STATED GOAL »
Find all lines in the listing that include the word "household", then copy them.

Begin MATERIALS PROVIDED

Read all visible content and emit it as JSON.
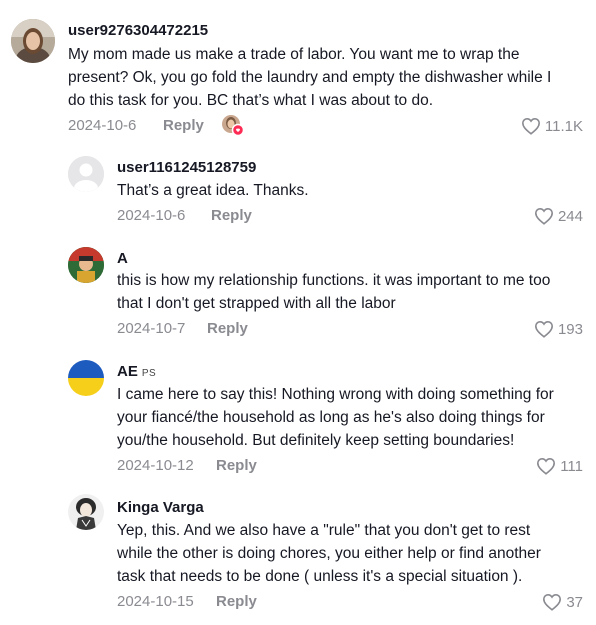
{
  "comments": [
    {
      "username": "user9276304472215",
      "text_lines": [
        "My mom made us make a trade of labor. You want me to wrap the",
        "present? Ok, you go fold the laundry and empty the dishwasher while I",
        "do this task for you. BC that’s what I was about to do."
      ],
      "date": "2024-10-6",
      "reply_label": "Reply",
      "likes": "11.1K"
    },
    {
      "username": "user1161245128759",
      "text_lines": [
        "That’s a great idea. Thanks."
      ],
      "date": "2024-10-6",
      "reply_label": "Reply",
      "likes": "244"
    },
    {
      "username": "A",
      "text_lines": [
        "this is how my relationship functions. it was important to me too",
        "that I don't get strapped with all the labor"
      ],
      "date": "2024-10-7",
      "reply_label": "Reply",
      "likes": "193"
    },
    {
      "username": "AE",
      "username_suffix": "PS",
      "text_lines": [
        "I came here to say this! Nothing wrong with doing something for",
        "your fiancé/the household as long as he's also doing things for",
        "you/the household. But definitely keep setting boundaries!"
      ],
      "date": "2024-10-12",
      "reply_label": "Reply",
      "likes": "111"
    },
    {
      "username": "Kinga Varga",
      "text_lines": [
        "Yep, this. And we also have a \"rule\" that you don't get to rest",
        "while the other is doing chores, you either help or find another",
        "task that needs to be done ( unless it's a special situation )."
      ],
      "date": "2024-10-15",
      "reply_label": "Reply",
      "likes": "37"
    }
  ],
  "colors": {
    "text": "#161823",
    "muted": "#8a8b91",
    "flag_blue": "#1d5bbf",
    "flag_yellow": "#f5cf1a",
    "creator_badge": "#fe2c55"
  }
}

End MATERIALS PROVIDED

FULL SOLUTION »
        "your fiancé/the household as long as he's also doing things for",
        "you/the household. But definitely keep setting boundaries!"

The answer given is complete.